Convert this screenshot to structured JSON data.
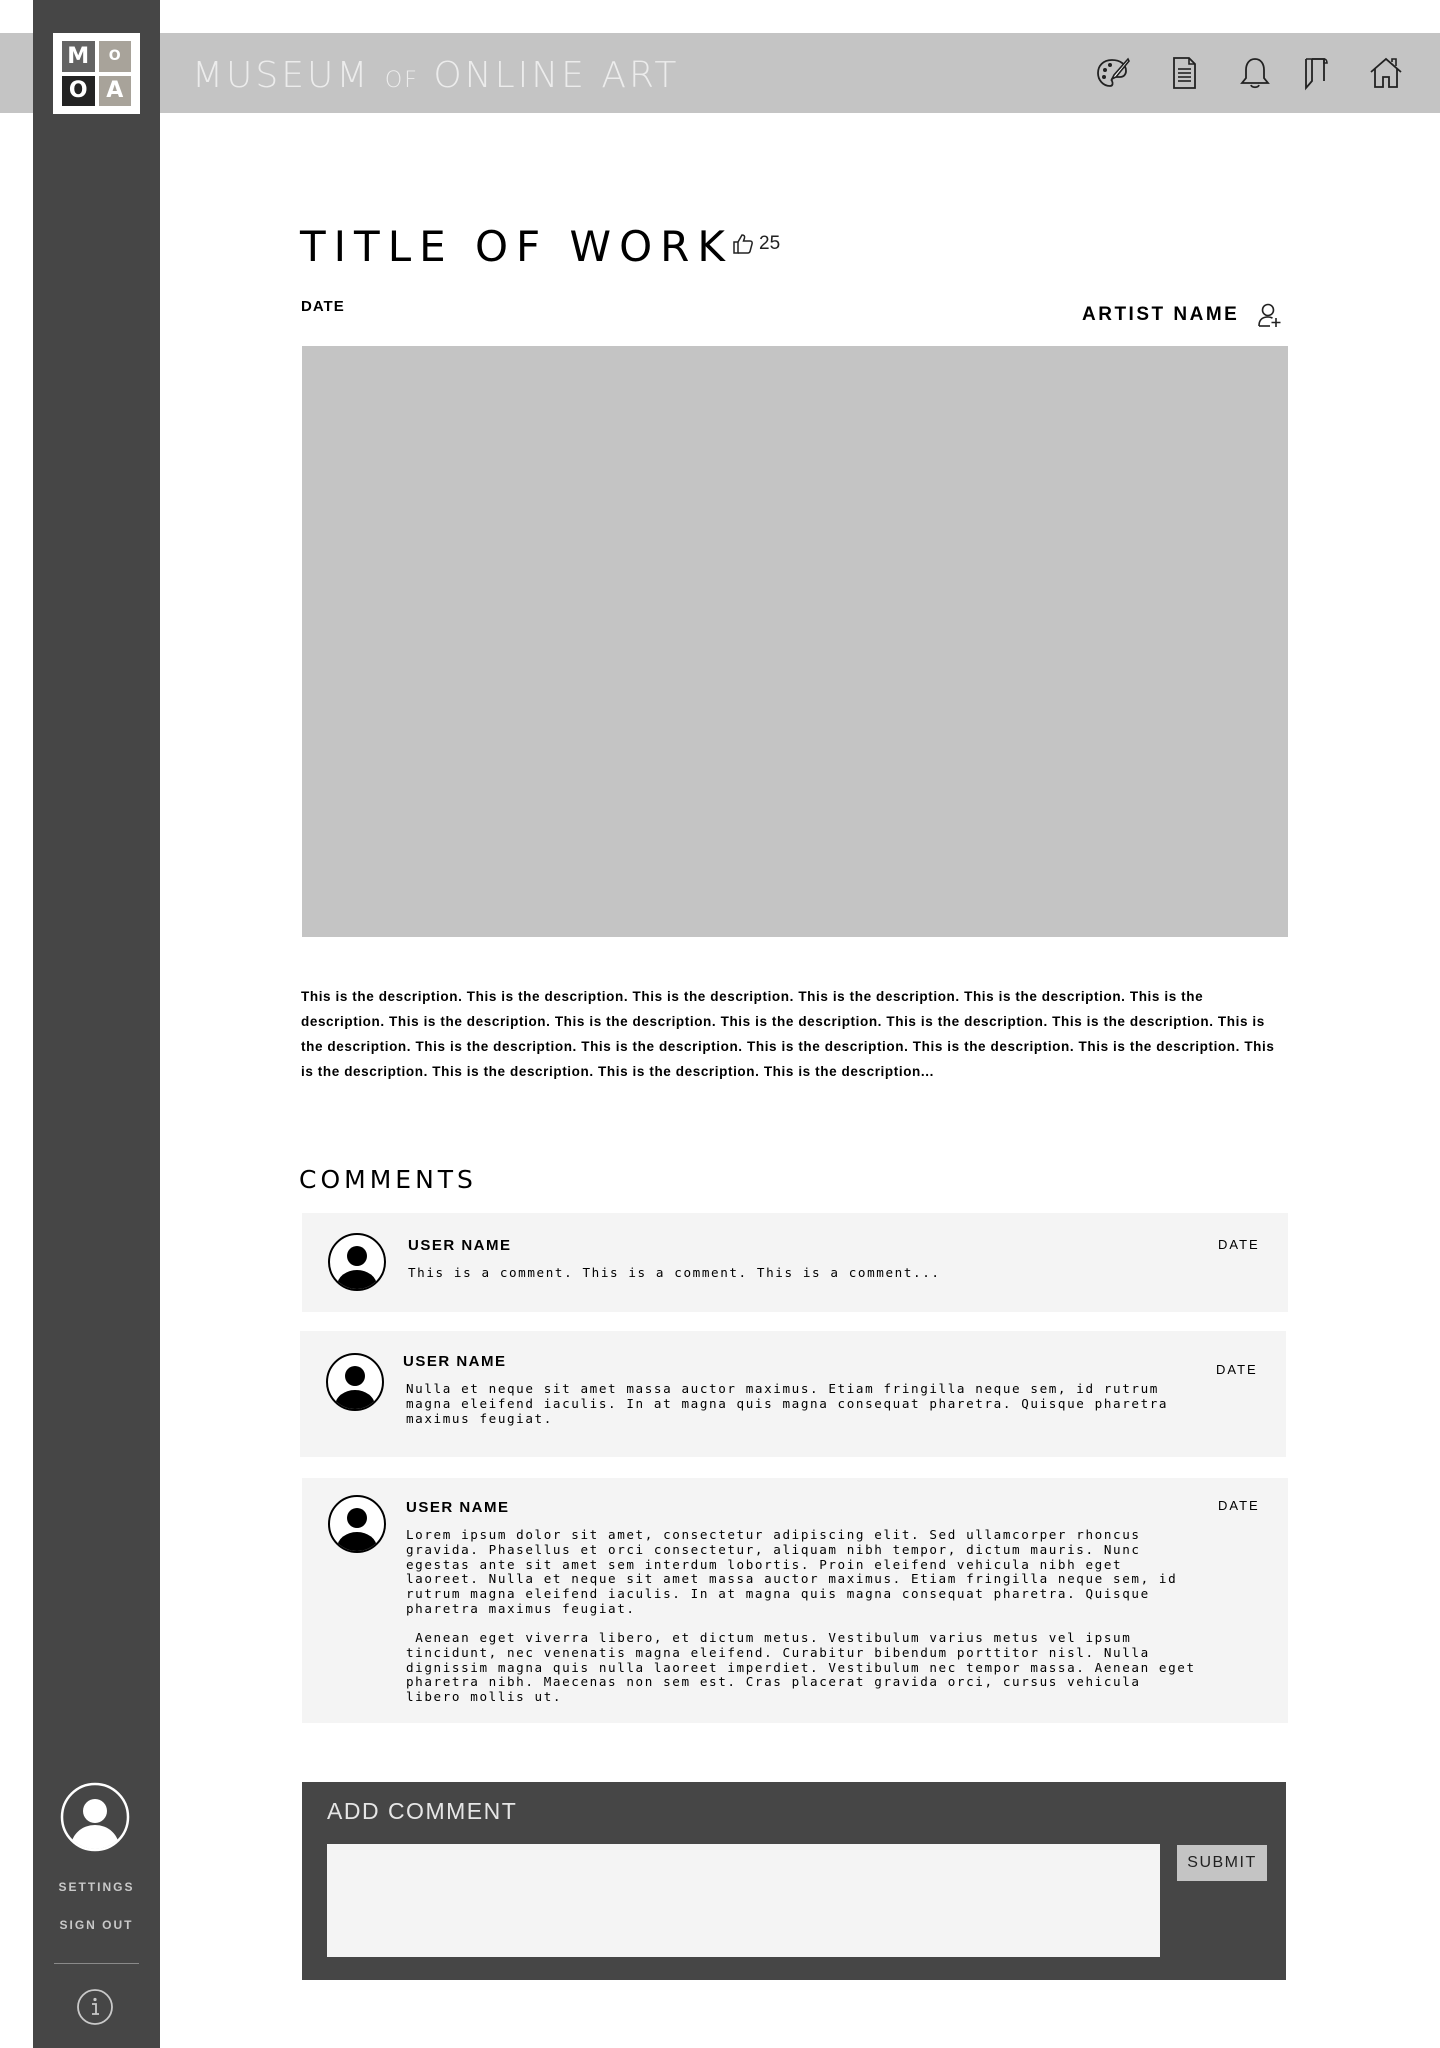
{
  "brand": {
    "logo_letters": [
      "M",
      "O",
      "O",
      "A"
    ],
    "name_part1": "MUSEUM",
    "name_of": "OF",
    "name_part2": "ONLINE ART"
  },
  "header_icons": [
    "palette-icon",
    "document-icon",
    "bell-icon",
    "bookmark-icon",
    "home-icon"
  ],
  "work": {
    "title": "TITLE OF WORK",
    "likes": "25",
    "date": "DATE",
    "artist_name": "ARTIST NAME",
    "description": "This is the description. This is the description. This is the description. This is the description. This is the description. This is the description. This is the description. This is the description. This is the description. This is the description. This is the description. This is the description. This is the description. This is the description. This is the description. This is the description. This is the description. This is the description. This is the description. This is the description. This is the description..."
  },
  "comments": {
    "heading": "COMMENTS",
    "items": [
      {
        "user": "USER NAME",
        "date": "DATE",
        "text": "This is a comment. This is a comment. This is a comment..."
      },
      {
        "user": "USER NAME",
        "date": "DATE",
        "text": "Nulla et neque sit amet massa auctor maximus. Etiam fringilla neque sem, id rutrum magna eleifend iaculis. In at magna quis magna consequat pharetra. Quisque pharetra maximus feugiat."
      },
      {
        "user": "USER NAME",
        "date": "DATE",
        "text": "Lorem ipsum dolor sit amet, consectetur adipiscing elit. Sed ullamcorper rhoncus gravida. Phasellus et orci consectetur, aliquam nibh tempor, dictum mauris. Nunc egestas ante sit amet sem interdum lobortis. Proin eleifend vehicula nibh eget laoreet. Nulla et neque sit amet massa auctor maximus. Etiam fringilla neque sem, id rutrum magna eleifend iaculis. In at magna quis magna consequat pharetra. Quisque pharetra maximus feugiat.",
        "text2": " Aenean eget viverra libero, et dictum metus. Vestibulum varius metus vel ipsum tincidunt, nec venenatis magna eleifend. Curabitur bibendum porttitor nisl. Nulla dignissim magna quis nulla laoreet imperdiet. Vestibulum nec tempor massa. Aenean eget pharetra nibh. Maecenas non sem est. Cras placerat gravida orci, cursus vehicula libero mollis ut."
      }
    ]
  },
  "add_comment": {
    "title": "ADD COMMENT",
    "input_value": "",
    "submit_label": "SUBMIT"
  },
  "sidebar": {
    "settings": "SETTINGS",
    "sign_out": "SIGN OUT"
  },
  "colors": {
    "sidebar": "#464646",
    "header": "#c4c4c4",
    "comment_bg": "#f4f4f4"
  }
}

__Short task__
Your task is to copy the entries in full and exactly, without any images.

__In response__
Convert this screenshot to structured JSON data.
{
  "brand": {
    "logo_letters": [
      "M",
      "O",
      "O",
      "A"
    ],
    "name_part1": "MUSEUM",
    "name_of": "OF",
    "name_part2": "ONLINE ART"
  },
  "header_icons": [
    "palette-icon",
    "document-icon",
    "bell-icon",
    "bookmark-icon",
    "home-icon"
  ],
  "work": {
    "title": "TITLE OF WORK",
    "likes": "25",
    "date": "DATE",
    "artist_name": "ARTIST NAME",
    "description": "This is the description. This is the description. This is the description. This is the description. This is the description. This is the description. This is the description. This is the description. This is the description. This is the description. This is the description. This is the description. This is the description. This is the description. This is the description. This is the description. This is the description. This is the description. This is the description. This is the description. This is the description..."
  },
  "comments": {
    "heading": "COMMENTS",
    "items": [
      {
        "user": "USER NAME",
        "date": "DATE",
        "text": "This is a comment. This is a comment. This is a comment..."
      },
      {
        "user": "USER NAME",
        "date": "DATE",
        "text": "Nulla et neque sit amet massa auctor maximus. Etiam fringilla neque sem, id rutrum magna eleifend iaculis. In at magna quis magna consequat pharetra. Quisque pharetra maximus feugiat."
      },
      {
        "user": "USER NAME",
        "date": "DATE",
        "text": "Lorem ipsum dolor sit amet, consectetur adipiscing elit. Sed ullamcorper rhoncus gravida. Phasellus et orci consectetur, aliquam nibh tempor, dictum mauris. Nunc egestas ante sit amet sem interdum lobortis. Proin eleifend vehicula nibh eget laoreet. Nulla et neque sit amet massa auctor maximus. Etiam fringilla neque sem, id rutrum magna eleifend iaculis. In at magna quis magna consequat pharetra. Quisque pharetra maximus feugiat.",
        "text2": " Aenean eget viverra libero, et dictum metus. Vestibulum varius metus vel ipsum tincidunt, nec venenatis magna eleifend. Curabitur bibendum porttitor nisl. Nulla dignissim magna quis nulla laoreet imperdiet. Vestibulum nec tempor massa. Aenean eget pharetra nibh. Maecenas non sem est. Cras placerat gravida orci, cursus vehicula libero mollis ut."
      }
    ]
  },
  "add_comment": {
    "title": "ADD COMMENT",
    "input_value": "",
    "submit_label": "SUBMIT"
  },
  "sidebar": {
    "settings": "SETTINGS",
    "sign_out": "SIGN OUT"
  },
  "colors": {
    "sidebar": "#464646",
    "header": "#c4c4c4",
    "comment_bg": "#f4f4f4"
  }
}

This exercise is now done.